▶ Data
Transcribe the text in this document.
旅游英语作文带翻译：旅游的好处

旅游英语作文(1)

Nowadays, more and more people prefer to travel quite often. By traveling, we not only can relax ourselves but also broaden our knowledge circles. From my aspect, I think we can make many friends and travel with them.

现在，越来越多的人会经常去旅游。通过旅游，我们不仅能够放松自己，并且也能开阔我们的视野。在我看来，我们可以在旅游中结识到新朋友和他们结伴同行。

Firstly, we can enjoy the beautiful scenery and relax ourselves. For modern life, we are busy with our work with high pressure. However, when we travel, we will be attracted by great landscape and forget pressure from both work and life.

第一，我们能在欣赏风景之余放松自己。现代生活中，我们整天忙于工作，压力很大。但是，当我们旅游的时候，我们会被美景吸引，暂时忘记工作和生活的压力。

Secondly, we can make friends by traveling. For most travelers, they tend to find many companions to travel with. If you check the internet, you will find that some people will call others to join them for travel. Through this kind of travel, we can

▶ Problem
Go through the records above and set each one down exactly, please.

▶ Solved exercise
Transcribe the text in this document.
旅游英语作文带翻译：旅游的好处

旅游英语作文(1)

Nowadays, more and more people prefer to travel quite often. By traveling, we not only can relax ourselves but also broaden our knowledge circles. From my aspect, I think we can make many friends and travel with them.

现在，越来越多的人会经常去旅游。通过旅游，我们不仅能够放松自己，并且也能开阔我们的视野。在我看来，我们可以在旅游中结识到新朋友和他们结伴同行。

Firstly, we can enjoy the beautiful scenery and relax ourselves. For modern life, we are busy with our work with high pressure. However, when we travel, we will be attracted by great landscape and forget pressure from both work and life.

第一，我们能在欣赏风景之余放松自己。现代生活中，我们整天忙于工作，压力很大。但是，当我们旅游的时候，我们会被美景吸引，暂时忘记工作和生活的压力。

Secondly, we can make friends by traveling. For most travelers, they tend to find many companions to travel with. If you check the internet, you will find that some people will call others to join them for travel. Through this kind of travel, we can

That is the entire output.